-- WHAT YOU WILL DO --
**A.** Answer each question from the natural gas transport and storage passage, one per line:
(i) How long is each of the two parallel Nord Stream lines?
(ii) How many homes could the giant aboveground tank heat through a typical midcontinental Canadian winter?
(iii) What is the most common way to store the fuel?
**B.** Resume the natural gas transport and storage passage, starting after its final sentence about salt caverns.

-- SOURCE TEXT --
[BEGIN]
Undersea pipelines are now a proven technical option in shallow waters: two parallel 1,224 km long lines of the Nord Stream project built between 2010 and 2012 between Russia and Germany (from Vyborg, just north of Sankt Petersburg to Lubmin near Greifswald in Mecklenburg-Vorpommern) to transport 55 Gm3/year were laid deliberately in the Baltic seabed in order to avoid crossing Ukraine or Belarus before reaching the EU (Nord Stream, 2014). Crossing deep seas is another matter: low energy density of natural gas precludes any possibility of shipborne exports at atmospheric pressure, and the only economic option for intercontinental shipments is to liquefy the gas and carry it in insulated containers on purpose-built tankers; this technique, still much more expensive than pipeline transportation, will be appraised in detail in Chapter 5. Methane’s low energy density is also a disadvantage when using the fuel in road vehicles, and once again, the only way to make these uses economical is by compression or liquefaction of the gas (for details, see Chapter 7).
Low energy density would be a challenge if the only storage option would be as uncompressed gas in aboveground tanks: even a giant tank with 100 m in diameter and 100 m tall (containing about 785,000 m3 or
roughly 28 TJ) would store gas for heating only 500 homes during a typical midcontinental Canadian winter. Obviously, volumes of accessible stores must be many orders of magnitude higher, high enough to carry large midlatitude cities through long winters. The easiest, and the most common, choice is to store the fuel by injecting it into depleted natural gas reservoirs; other options are storage in aquifers (in porous, permeable rocks) and (on a much smaller scale but with almost perfect sealing) in salt caverns.
[END]
-- SUPPLIED RECORDS --
[BEGIN]
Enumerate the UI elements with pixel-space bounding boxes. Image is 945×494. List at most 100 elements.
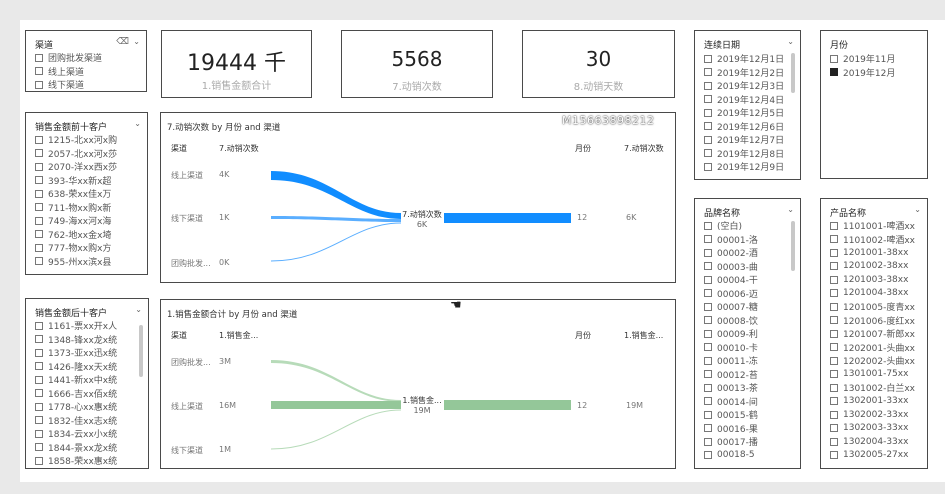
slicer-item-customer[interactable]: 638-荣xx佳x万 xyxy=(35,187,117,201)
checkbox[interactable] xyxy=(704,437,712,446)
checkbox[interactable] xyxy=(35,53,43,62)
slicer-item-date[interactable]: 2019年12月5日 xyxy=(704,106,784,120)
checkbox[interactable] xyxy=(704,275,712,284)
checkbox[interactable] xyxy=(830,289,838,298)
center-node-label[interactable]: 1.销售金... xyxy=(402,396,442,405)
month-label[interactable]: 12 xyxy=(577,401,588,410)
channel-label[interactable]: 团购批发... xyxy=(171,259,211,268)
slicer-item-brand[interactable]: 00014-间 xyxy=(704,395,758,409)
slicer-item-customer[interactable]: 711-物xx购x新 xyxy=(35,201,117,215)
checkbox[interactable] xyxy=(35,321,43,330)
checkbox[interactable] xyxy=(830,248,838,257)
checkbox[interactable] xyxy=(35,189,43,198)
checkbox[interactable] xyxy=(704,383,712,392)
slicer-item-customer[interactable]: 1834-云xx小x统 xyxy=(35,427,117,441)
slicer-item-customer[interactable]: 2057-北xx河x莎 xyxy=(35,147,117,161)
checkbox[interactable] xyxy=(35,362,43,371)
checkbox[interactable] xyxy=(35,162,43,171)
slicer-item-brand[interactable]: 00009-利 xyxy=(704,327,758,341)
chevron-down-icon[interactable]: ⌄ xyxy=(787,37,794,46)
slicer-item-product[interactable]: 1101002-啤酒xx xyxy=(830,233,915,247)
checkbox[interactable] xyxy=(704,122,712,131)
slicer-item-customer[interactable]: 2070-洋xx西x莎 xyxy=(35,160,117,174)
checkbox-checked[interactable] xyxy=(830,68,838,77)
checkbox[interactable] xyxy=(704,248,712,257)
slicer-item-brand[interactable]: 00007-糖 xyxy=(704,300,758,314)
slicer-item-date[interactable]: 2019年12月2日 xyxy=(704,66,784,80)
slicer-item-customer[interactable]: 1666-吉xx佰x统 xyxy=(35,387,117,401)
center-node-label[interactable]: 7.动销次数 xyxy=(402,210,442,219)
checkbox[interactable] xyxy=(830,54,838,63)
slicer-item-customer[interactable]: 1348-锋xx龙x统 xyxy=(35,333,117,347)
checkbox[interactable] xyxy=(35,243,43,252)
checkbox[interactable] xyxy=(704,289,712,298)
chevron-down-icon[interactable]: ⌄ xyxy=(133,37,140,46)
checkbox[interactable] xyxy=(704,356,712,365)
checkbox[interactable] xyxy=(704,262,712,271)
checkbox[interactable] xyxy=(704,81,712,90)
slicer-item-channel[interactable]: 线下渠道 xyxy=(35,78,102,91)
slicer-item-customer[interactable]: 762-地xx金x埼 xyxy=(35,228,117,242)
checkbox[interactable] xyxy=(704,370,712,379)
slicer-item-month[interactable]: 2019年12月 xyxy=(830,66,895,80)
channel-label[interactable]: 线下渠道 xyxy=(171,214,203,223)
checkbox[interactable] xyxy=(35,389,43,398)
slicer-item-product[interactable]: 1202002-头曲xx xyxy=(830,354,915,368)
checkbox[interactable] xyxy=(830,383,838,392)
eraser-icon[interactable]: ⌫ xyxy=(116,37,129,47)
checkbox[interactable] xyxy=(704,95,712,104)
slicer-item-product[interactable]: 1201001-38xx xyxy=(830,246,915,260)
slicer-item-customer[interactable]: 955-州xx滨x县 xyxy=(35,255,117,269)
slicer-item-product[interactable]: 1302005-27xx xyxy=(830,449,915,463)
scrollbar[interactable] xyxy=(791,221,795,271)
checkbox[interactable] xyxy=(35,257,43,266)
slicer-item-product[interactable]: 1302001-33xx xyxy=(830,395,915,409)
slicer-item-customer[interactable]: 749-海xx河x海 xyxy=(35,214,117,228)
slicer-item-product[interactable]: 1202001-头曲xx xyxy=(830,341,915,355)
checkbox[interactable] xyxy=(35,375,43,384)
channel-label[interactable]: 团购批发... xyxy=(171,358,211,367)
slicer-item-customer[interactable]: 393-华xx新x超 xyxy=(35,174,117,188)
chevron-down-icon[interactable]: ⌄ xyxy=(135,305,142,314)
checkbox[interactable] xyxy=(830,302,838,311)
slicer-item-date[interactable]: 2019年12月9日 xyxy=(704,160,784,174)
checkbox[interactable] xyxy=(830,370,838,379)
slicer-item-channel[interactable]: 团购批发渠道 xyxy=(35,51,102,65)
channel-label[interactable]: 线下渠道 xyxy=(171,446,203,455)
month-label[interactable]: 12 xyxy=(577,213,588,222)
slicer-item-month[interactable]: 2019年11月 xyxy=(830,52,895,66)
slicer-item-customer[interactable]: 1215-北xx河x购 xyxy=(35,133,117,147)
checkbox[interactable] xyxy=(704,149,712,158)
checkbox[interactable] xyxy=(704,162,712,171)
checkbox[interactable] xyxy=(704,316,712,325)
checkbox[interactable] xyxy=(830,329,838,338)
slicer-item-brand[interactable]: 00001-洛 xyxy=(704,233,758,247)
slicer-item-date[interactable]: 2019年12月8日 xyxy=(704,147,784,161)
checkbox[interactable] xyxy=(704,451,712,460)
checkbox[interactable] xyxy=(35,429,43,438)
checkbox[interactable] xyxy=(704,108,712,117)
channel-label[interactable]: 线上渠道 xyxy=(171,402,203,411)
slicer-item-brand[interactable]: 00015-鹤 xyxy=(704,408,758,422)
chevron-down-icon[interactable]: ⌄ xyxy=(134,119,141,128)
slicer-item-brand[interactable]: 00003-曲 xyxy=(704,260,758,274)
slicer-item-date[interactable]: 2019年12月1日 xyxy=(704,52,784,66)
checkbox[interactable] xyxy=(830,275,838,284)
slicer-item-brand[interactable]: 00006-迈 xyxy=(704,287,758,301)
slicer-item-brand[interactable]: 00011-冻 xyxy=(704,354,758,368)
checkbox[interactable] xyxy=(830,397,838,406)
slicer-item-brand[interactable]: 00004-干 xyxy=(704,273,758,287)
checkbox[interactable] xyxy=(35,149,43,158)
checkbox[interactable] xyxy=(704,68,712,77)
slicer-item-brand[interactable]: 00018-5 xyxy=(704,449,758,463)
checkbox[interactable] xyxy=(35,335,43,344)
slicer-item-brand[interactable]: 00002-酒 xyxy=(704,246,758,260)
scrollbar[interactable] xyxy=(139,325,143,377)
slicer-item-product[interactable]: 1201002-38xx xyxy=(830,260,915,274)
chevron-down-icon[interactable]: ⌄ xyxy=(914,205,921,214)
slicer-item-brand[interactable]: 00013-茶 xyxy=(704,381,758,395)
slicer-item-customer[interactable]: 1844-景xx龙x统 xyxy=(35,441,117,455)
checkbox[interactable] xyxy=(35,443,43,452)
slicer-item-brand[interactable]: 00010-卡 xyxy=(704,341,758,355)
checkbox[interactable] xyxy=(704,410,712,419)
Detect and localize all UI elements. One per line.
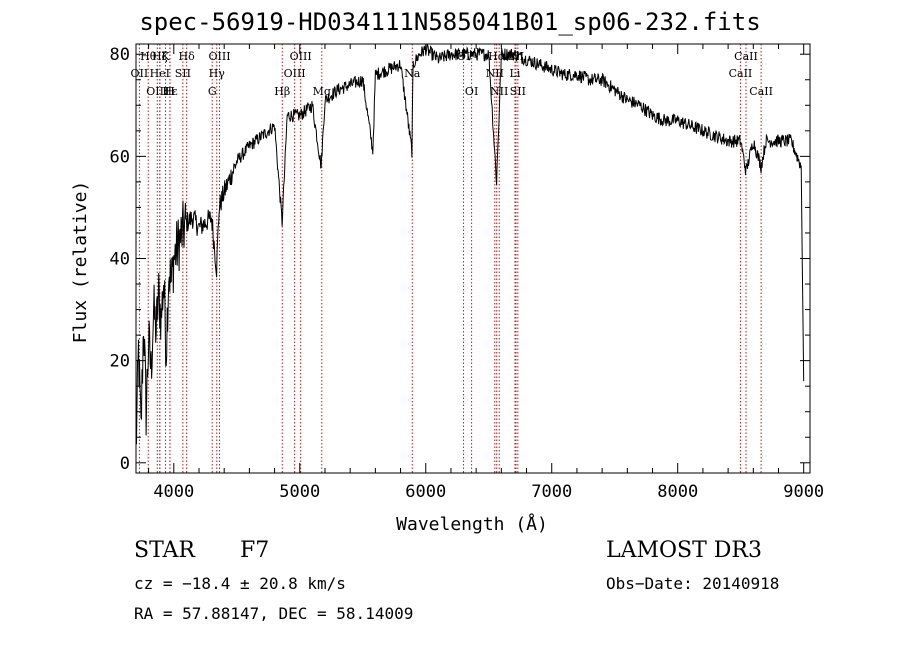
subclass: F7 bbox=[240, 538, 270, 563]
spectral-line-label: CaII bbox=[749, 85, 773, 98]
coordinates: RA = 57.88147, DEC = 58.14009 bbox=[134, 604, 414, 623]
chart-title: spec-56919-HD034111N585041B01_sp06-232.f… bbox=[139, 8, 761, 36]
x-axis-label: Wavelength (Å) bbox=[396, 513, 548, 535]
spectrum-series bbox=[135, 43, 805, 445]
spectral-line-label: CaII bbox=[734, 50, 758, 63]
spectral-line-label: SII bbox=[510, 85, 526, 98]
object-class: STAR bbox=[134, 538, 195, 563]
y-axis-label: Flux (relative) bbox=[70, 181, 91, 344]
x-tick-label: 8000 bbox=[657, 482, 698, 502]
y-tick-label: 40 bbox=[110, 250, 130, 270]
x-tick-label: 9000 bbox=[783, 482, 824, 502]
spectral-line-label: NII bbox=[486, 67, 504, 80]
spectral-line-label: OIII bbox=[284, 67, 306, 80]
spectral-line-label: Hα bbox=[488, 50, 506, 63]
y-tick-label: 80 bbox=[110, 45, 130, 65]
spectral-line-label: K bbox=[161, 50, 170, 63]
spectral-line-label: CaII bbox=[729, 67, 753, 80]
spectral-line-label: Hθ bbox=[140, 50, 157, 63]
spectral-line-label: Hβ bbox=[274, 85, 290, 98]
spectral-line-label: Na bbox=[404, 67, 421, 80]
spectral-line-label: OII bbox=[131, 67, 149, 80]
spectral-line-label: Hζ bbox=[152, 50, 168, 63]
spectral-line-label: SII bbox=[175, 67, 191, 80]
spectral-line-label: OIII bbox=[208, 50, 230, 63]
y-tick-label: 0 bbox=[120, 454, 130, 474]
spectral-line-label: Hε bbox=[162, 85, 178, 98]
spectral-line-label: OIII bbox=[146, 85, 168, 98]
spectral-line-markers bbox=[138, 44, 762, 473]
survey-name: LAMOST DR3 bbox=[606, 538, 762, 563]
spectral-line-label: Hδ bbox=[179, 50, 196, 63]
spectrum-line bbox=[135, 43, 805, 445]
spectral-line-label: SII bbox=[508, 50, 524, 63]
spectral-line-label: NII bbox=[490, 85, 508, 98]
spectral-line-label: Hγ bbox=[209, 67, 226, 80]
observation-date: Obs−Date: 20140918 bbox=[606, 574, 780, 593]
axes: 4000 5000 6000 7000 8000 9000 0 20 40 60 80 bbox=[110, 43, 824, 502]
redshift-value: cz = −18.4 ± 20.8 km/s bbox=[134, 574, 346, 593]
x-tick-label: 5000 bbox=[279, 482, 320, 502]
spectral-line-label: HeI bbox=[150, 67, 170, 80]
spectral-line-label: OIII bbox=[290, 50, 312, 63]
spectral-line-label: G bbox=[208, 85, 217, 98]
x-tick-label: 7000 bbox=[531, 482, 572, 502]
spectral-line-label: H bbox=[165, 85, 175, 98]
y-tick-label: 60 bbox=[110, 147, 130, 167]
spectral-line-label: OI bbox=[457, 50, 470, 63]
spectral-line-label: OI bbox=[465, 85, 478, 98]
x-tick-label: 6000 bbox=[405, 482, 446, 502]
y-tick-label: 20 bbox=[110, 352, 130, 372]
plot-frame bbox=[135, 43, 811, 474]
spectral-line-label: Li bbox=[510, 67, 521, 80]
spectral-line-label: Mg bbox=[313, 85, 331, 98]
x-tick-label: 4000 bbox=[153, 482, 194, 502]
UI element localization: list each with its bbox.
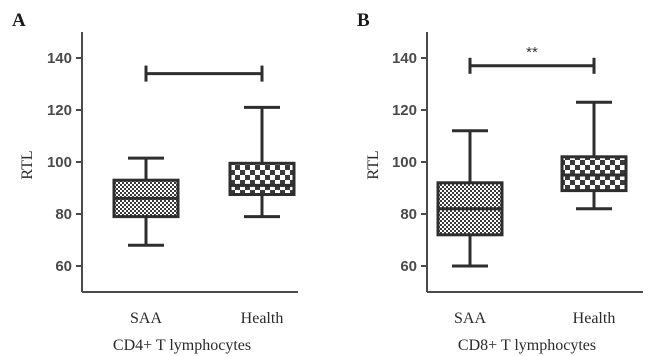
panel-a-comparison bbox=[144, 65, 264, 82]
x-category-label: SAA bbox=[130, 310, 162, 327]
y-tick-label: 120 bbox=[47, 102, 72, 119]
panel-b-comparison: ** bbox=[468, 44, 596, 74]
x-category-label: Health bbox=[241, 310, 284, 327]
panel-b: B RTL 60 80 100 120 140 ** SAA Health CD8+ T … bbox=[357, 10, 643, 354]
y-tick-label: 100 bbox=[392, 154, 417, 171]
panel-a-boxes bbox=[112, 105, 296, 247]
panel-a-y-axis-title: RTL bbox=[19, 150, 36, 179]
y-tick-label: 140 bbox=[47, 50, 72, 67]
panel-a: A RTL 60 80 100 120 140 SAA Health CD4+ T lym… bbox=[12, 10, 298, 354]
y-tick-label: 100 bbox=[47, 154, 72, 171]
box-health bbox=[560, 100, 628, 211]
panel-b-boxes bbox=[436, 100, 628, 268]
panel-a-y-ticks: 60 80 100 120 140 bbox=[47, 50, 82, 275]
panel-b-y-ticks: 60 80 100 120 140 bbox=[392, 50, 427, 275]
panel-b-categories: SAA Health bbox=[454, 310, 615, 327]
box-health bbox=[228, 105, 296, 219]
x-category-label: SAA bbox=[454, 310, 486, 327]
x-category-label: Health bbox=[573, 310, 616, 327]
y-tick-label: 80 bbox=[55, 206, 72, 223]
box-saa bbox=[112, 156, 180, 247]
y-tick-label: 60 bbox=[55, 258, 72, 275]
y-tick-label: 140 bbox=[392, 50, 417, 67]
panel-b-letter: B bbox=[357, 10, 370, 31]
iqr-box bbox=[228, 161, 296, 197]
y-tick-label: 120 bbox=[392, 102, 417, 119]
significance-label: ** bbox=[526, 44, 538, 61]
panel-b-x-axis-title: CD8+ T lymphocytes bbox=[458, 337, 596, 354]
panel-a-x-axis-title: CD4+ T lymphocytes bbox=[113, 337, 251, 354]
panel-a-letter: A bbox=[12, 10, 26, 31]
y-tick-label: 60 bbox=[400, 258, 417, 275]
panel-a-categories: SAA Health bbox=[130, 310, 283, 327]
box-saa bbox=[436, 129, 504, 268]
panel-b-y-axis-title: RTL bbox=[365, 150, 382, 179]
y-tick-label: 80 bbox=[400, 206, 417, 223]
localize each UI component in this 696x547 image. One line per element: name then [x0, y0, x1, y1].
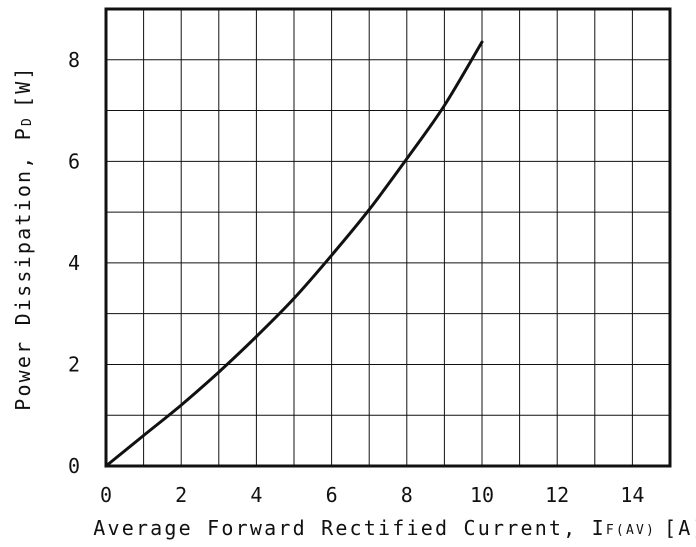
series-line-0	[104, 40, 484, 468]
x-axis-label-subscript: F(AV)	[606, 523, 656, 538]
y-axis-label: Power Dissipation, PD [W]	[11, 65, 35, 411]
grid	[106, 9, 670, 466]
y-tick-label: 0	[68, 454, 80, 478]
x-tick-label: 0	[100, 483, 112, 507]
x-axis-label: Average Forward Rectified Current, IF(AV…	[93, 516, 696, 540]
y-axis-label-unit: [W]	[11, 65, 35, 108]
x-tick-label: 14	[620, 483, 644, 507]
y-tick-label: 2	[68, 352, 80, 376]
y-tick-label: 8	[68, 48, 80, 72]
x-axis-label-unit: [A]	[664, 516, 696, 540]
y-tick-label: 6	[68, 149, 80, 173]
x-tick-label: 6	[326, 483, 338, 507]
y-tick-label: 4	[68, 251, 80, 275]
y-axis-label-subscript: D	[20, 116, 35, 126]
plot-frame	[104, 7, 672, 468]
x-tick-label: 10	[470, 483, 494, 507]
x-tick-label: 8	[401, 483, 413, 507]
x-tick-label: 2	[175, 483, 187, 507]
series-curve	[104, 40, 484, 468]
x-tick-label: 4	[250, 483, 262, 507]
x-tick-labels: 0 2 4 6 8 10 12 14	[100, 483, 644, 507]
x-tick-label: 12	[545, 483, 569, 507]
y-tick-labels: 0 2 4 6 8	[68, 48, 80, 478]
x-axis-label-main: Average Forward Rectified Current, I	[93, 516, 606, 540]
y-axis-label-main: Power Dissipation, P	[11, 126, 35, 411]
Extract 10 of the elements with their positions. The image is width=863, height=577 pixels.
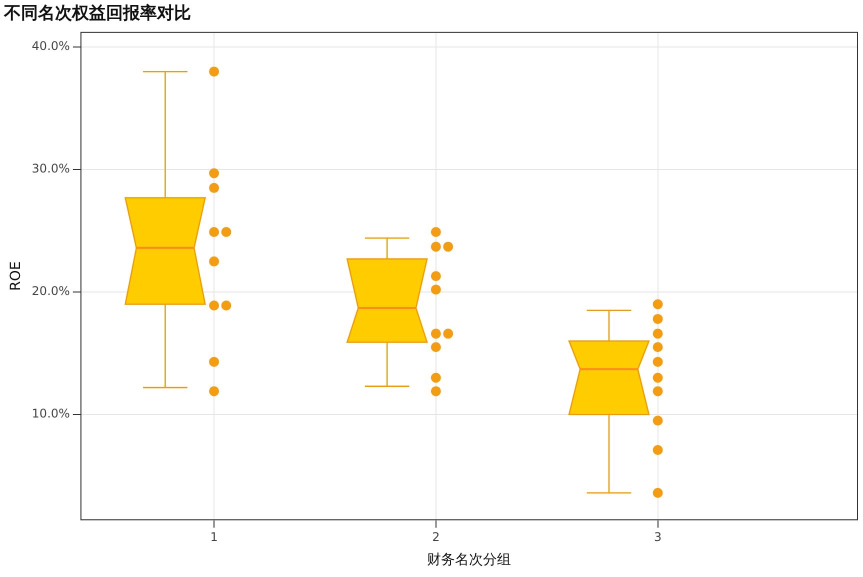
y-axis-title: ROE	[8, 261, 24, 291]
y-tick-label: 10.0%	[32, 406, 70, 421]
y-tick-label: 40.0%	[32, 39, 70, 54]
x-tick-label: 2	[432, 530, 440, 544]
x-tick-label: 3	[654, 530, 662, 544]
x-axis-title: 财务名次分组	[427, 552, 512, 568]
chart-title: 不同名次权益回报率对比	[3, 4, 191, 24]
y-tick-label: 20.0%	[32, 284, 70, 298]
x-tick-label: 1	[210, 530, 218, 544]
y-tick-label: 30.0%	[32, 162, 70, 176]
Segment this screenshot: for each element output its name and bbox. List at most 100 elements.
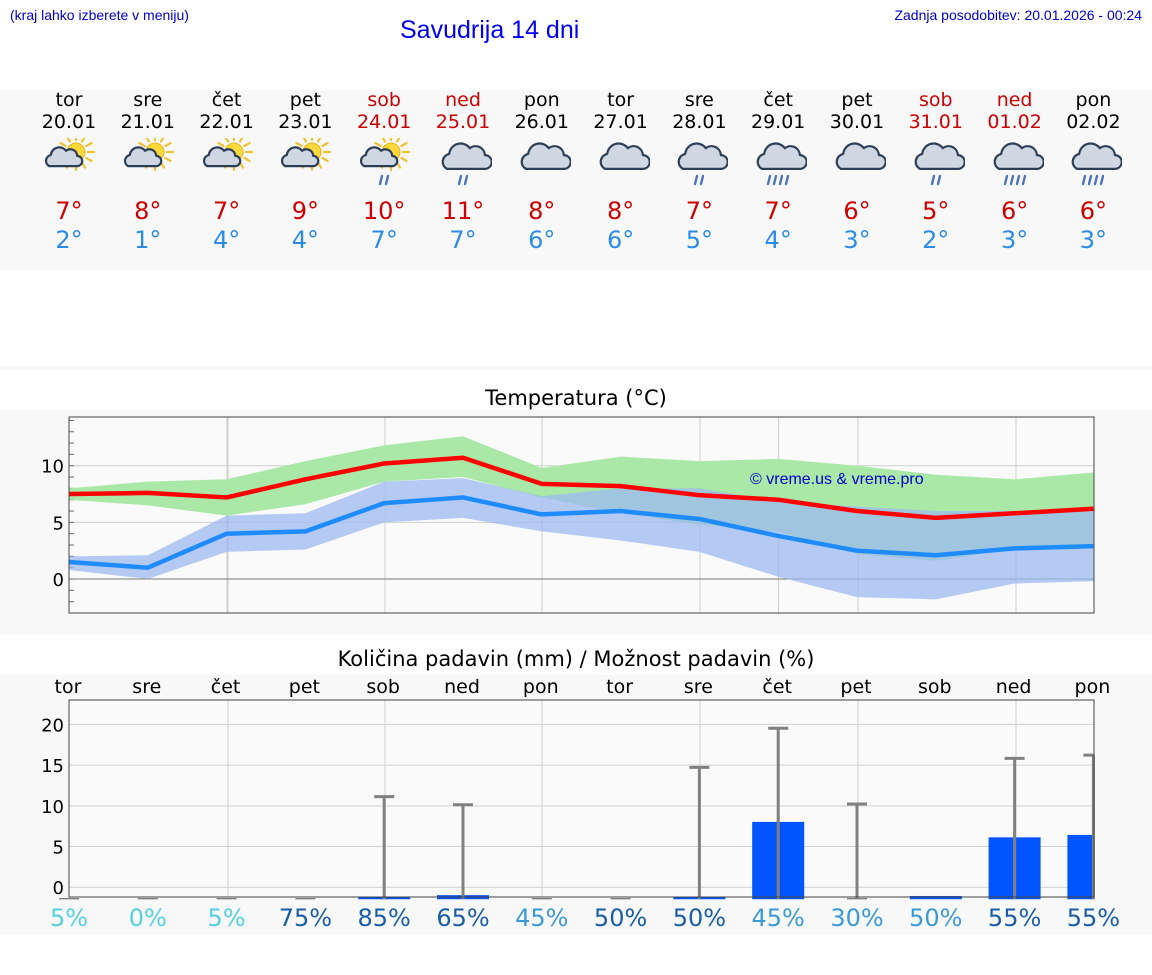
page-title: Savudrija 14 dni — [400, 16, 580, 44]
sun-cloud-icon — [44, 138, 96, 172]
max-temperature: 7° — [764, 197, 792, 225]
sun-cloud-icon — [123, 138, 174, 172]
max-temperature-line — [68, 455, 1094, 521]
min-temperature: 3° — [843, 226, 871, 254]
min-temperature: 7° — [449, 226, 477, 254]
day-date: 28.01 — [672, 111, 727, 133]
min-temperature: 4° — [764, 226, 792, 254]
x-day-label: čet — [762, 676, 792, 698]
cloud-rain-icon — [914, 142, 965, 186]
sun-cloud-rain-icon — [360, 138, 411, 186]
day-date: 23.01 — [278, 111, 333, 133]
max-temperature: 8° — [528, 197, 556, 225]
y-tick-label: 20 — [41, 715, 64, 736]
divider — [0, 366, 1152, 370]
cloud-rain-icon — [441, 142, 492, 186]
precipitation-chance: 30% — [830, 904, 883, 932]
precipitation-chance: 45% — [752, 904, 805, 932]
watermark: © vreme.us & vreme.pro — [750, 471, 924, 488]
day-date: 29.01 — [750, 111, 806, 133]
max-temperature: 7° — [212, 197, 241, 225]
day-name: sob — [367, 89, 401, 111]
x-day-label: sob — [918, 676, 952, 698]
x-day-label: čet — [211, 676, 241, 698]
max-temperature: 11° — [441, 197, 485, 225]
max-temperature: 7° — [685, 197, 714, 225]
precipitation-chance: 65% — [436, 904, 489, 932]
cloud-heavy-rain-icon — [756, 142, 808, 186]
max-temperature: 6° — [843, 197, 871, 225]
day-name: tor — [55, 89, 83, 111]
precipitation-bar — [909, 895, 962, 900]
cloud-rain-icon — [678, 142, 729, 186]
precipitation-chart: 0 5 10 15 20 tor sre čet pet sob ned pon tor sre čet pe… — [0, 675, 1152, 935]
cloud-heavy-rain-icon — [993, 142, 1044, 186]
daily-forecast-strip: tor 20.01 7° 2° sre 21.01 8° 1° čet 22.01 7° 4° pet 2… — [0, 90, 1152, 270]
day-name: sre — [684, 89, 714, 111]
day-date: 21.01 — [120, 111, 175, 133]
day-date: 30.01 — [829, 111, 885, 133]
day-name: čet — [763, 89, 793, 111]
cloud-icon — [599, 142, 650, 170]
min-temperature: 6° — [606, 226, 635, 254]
[END]
-- ANSWERS PROVIDED --
**A.**
(i) 1,224 km
(ii) 500 homes
(iii) Injecting it into depleted natural gas reservoirs

**B.**
High combustion efficiency is the result of high temperatures achievable when burning the gas in large boilers and, better yet, in gas turbines. Gas turbines are now the single most efficient fuel convertors on the market and that high performance can be further boosted by combining them with steam turbines. When exiting a gas turbine, the exhaust has temperature of 480–600°C, and it can be used to vaporize water, and the resulting steam runs an attached steam turbine (Kehlhofer, Rukes, and Hannemann, 2009). Such combined cycle generation (CCG, or combined cycle power plants, CCPP) can achieve overall efficiency of about 60%, the rate unsurpassed by any other mode of fuel combustion (Figure 1.2). And modern natural gas-fired furnaces used to heat North America’s houses leave almost no room for improvement as they convert 95–97% of incoming gas to heat that is forced by a fan through ducting and floor registers into rooms.
Figure 1.2 Combined cycle gas turbine: energy flow and a model of GE installation.
Reproduced courtesy of General Electric Company.
Little needs to be said about the convenience of use. The only chore an occupant has to do in houses heated by natural gas is to set a thermostat to desired levels (with programmable thermostats, this can be done accurately with specific day/night or weekday/weekend variations)—and make sure that the furnace is checked and cleaned once a year. Electronic ignition, now standard on furnaces as well as on cooking stoves, has eliminated wasteful pilot lights, and auto reignition makes the switching a one-step operation (turning a knob to desired intensity) instead (as is the case with standard electronic ignition) of turning a knob to on position (to open a gas valve), waiting a second for ignition, and then turning a knob to a preferred flame intensity.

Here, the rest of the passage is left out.